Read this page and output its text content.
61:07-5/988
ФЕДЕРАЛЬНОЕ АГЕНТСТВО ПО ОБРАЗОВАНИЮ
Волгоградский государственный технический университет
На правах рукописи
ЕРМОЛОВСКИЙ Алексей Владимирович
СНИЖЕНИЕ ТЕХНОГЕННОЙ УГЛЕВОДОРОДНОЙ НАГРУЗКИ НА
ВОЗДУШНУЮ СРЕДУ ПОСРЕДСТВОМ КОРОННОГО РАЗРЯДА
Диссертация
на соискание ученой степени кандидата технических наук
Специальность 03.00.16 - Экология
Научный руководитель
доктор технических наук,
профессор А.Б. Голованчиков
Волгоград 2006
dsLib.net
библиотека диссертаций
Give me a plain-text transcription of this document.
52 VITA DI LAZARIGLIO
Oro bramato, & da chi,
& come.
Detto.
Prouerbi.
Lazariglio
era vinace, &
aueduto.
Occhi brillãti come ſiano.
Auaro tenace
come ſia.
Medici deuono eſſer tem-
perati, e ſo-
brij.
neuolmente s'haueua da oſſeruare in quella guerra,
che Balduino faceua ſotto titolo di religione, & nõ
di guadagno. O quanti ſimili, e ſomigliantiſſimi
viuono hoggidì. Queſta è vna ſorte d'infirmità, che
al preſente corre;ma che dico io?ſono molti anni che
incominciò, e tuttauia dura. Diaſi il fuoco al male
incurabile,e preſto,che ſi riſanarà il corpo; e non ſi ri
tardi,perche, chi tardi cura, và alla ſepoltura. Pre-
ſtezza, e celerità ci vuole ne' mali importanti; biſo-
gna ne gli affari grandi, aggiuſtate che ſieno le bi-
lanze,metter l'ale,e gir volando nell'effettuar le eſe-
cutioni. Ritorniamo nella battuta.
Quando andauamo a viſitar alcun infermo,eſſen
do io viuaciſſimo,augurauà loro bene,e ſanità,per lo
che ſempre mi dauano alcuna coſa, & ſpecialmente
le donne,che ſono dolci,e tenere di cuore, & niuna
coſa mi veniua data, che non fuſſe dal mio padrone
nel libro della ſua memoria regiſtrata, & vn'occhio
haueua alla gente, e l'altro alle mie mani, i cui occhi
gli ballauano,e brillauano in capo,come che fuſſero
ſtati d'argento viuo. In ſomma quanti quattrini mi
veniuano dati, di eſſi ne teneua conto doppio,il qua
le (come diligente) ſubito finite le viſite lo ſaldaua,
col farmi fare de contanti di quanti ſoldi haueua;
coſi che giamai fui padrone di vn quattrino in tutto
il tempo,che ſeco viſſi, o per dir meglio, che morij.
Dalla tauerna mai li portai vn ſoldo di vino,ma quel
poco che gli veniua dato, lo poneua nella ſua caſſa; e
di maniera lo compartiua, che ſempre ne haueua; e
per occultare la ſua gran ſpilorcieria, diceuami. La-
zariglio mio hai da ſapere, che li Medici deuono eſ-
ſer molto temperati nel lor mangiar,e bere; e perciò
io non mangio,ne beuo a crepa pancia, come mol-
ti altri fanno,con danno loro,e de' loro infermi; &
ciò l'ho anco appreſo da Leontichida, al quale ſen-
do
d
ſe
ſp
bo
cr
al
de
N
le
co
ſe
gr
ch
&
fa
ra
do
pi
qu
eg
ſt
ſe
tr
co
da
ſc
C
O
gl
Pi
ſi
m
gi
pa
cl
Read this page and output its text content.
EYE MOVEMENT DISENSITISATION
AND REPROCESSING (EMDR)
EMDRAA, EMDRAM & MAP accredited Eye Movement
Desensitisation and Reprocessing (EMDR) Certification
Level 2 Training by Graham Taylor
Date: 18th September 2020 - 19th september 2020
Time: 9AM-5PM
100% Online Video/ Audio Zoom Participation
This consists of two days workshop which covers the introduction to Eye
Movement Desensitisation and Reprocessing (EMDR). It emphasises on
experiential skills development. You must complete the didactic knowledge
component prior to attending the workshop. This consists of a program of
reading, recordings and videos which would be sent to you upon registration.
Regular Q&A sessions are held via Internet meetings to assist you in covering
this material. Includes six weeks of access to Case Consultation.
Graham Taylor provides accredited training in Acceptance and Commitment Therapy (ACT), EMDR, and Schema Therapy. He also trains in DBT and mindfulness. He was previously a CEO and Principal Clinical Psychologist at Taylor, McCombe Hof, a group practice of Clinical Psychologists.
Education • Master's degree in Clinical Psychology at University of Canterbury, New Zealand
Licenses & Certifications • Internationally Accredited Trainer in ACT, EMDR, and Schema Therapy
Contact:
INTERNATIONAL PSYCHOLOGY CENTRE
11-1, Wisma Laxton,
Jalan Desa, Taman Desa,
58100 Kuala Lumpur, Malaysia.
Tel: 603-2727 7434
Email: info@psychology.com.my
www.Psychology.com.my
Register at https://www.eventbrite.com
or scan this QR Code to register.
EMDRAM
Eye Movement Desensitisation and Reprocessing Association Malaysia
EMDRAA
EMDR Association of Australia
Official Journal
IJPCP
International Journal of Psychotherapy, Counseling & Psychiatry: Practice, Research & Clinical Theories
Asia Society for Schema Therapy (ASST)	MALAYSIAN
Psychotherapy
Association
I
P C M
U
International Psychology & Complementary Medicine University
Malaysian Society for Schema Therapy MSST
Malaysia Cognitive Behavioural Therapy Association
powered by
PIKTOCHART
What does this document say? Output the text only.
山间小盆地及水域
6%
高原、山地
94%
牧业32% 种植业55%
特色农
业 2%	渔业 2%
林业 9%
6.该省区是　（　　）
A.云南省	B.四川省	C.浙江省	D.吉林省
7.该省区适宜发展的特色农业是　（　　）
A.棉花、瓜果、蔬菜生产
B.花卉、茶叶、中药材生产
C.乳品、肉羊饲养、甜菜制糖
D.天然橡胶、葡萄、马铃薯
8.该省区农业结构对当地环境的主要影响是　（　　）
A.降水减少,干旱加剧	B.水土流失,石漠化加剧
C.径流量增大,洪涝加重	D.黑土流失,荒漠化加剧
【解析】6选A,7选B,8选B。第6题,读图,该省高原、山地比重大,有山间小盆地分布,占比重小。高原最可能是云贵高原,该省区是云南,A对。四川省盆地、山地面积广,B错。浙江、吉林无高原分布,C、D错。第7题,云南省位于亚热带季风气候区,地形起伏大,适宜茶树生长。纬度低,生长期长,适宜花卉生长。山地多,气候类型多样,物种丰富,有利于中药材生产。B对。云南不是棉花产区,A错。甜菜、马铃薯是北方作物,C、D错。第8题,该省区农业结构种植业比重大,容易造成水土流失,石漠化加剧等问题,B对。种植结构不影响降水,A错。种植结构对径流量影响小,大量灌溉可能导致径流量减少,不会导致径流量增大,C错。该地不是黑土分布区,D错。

^^^^^^^^^^^^^^^^

WORK TO BE COMPLETED:
Reproduce the data, keeping every line exactly the same.

EXPECTED OUTPUT:
Read this page and output its text content.
61:07-5/988
ФЕДЕРАЛЬНОЕ АГЕНТСТВО ПО ОБРАЗОВАНИЮ
Волгоградский государственный технический университет
На правах рукописи
ЕРМОЛОВСКИЙ Алексей Владимирович
СНИЖЕНИЕ ТЕХНОГЕННОЙ УГЛЕВОДОРОДНОЙ НАГРУЗКИ НА
ВОЗДУШНУЮ СРЕДУ ПОСРЕДСТВОМ КОРОННОГО РАЗРЯДА
Диссертация
на соискание ученой степени кандидата технических наук
Специальность 03.00.16 - Экология
Научный руководитель
доктор технических наук,
профессор А.Б. Голованчиков
Волгоград 2006
dsLib.net
библиотека диссертаций
Give me a plain-text transcription of this document.
52 VITA DI LAZARIGLIO
Oro bramato, & da chi,
& come.
Detto.
Prouerbi.
Lazariglio
era vinace, &
aueduto.
Occhi brillãti come ſiano.
Auaro tenace
come ſia.
Medici deuono eſſer tem-
perati, e ſo-
brij.
neuolmente s'haueua da oſſeruare in quella guerra,
che Balduino faceua ſotto titolo di religione, & nõ
di guadagno. O quanti ſimili, e ſomigliantiſſimi
viuono hoggidì. Queſta è vna ſorte d'infirmità, che
al preſente corre;ma che dico io?ſono molti anni che
incominciò, e tuttauia dura. Diaſi il fuoco al male
incurabile,e preſto,che ſi riſanarà il corpo; e non ſi ri
tardi,perche, chi tardi cura, và alla ſepoltura. Pre-
ſtezza, e celerità ci vuole ne' mali importanti; biſo-
gna ne gli affari grandi, aggiuſtate che ſieno le bi-
lanze,metter l'ale,e gir volando nell'effettuar le eſe-
cutioni. Ritorniamo nella battuta.
Quando andauamo a viſitar alcun infermo,eſſen
do io viuaciſſimo,augurauà loro bene,e ſanità,per lo
che ſempre mi dauano alcuna coſa, & ſpecialmente
le donne,che ſono dolci,e tenere di cuore, & niuna
coſa mi veniua data, che non fuſſe dal mio padrone
nel libro della ſua memoria regiſtrata, & vn'occhio
haueua alla gente, e l'altro alle mie mani, i cui occhi
gli ballauano,e brillauano in capo,come che fuſſero
ſtati d'argento viuo. In ſomma quanti quattrini mi
veniuano dati, di eſſi ne teneua conto doppio,il qua
le (come diligente) ſubito finite le viſite lo ſaldaua,
col farmi fare de contanti di quanti ſoldi haueua;
coſi che giamai fui padrone di vn quattrino in tutto
il tempo,che ſeco viſſi, o per dir meglio, che morij.
Dalla tauerna mai li portai vn ſoldo di vino,ma quel
poco che gli veniua dato, lo poneua nella ſua caſſa; e
di maniera lo compartiua, che ſempre ne haueua; e
per occultare la ſua gran ſpilorcieria, diceuami. La-
zariglio mio hai da ſapere, che li Medici deuono eſ-
ſer molto temperati nel lor mangiar,e bere; e perciò
io non mangio,ne beuo a crepa pancia, come mol-
ti altri fanno,con danno loro,e de' loro infermi; &
ciò l'ho anco appreſo da Leontichida, al quale ſen-
do
d
ſe
ſp
bo
cr
al
de
N
le
co
ſe
gr
ch
&
fa
ra
do
pi
qu
eg
ſt
ſe
tr
co
da
ſc
C
O
gl
Pi
ſi
m
gi
pa
cl
Read this page and output its text content.
EYE MOVEMENT DISENSITISATION
AND REPROCESSING (EMDR)
EMDRAA, EMDRAM & MAP accredited Eye Movement
Desensitisation and Reprocessing (EMDR) Certification
Level 2 Training by Graham Taylor
Date: 18th September 2020 - 19th september 2020
Time: 9AM-5PM
100% Online Video/ Audio Zoom Participation
This consists of two days workshop which covers the introduction to Eye
Movement Desensitisation and Reprocessing (EMDR). It emphasises on
experiential skills development. You must complete the didactic knowledge
component prior to attending the workshop. This consists of a program of
reading, recordings and videos which would be sent to you upon registration.
Regular Q&A sessions are held via Internet meetings to assist you in covering
this material. Includes six weeks of access to Case Consultation.
Graham Taylor provides accredited training in Acceptance and Commitment Therapy (ACT), EMDR, and Schema Therapy. He also trains in DBT and mindfulness. He was previously a CEO and Principal Clinical Psychologist at Taylor, McCombe Hof, a group practice of Clinical Psychologists.
Education • Master's degree in Clinical Psychology at University of Canterbury, New Zealand
Licenses & Certifications • Internationally Accredited Trainer in ACT, EMDR, and Schema Therapy
Contact:
INTERNATIONAL PSYCHOLOGY CENTRE
11-1, Wisma Laxton,
Jalan Desa, Taman Desa,
58100 Kuala Lumpur, Malaysia.
Tel: 603-2727 7434
Email: info@psychology.com.my
www.Psychology.com.my
Register at https://www.eventbrite.com
or scan this QR Code to register.
EMDRAM
Eye Movement Desensitisation and Reprocessing Association Malaysia
EMDRAA
EMDR Association of Australia
Official Journal
IJPCP
International Journal of Psychotherapy, Counseling & Psychiatry: Practice, Research & Clinical Theories
Asia Society for Schema Therapy (ASST)	MALAYSIAN
Psychotherapy
Association
I
P C M
U
International Psychology & Complementary Medicine University
Malaysian Society for Schema Therapy MSST
Malaysia Cognitive Behavioural Therapy Association
powered by
PIKTOCHART
What does this document say? Output the text only.
山间小盆地及水域
6%
高原、山地
94%
牧业32% 种植业55%
特色农
业 2%	渔业 2%
林业 9%
6.该省区是　（　　）
A.云南省	B.四川省	C.浙江省	D.吉林省
7.该省区适宜发展的特色农业是　（　　）
A.棉花、瓜果、蔬菜生产
B.花卉、茶叶、中药材生产
C.乳品、肉羊饲养、甜菜制糖
D.天然橡胶、葡萄、马铃薯
8.该省区农业结构对当地环境的主要影响是　（　　）
A.降水减少,干旱加剧	B.水土流失,石漠化加剧
C.径流量增大,洪涝加重	D.黑土流失,荒漠化加剧
【解析】6选A,7选B,8选B。第6题,读图,该省高原、山地比重大,有山间小盆地分布,占比重小。高原最可能是云贵高原,该省区是云南,A对。四川省盆地、山地面积广,B错。浙江、吉林无高原分布,C、D错。第7题,云南省位于亚热带季风气候区,地形起伏大,适宜茶树生长。纬度低,生长期长,适宜花卉生长。山地多,气候类型多样,物种丰富,有利于中药材生产。B对。云南不是棉花产区,A错。甜菜、马铃薯是北方作物,C、D错。第8题,该省区农业结构种植业比重大,容易造成水土流失,石漠化加剧等问题,B对。种植结构不影响降水,A错。种植结构对径流量影响小,大量灌溉可能导致径流量减少,不会导致径流量增大,C错。该地不是黑土分布区,D错。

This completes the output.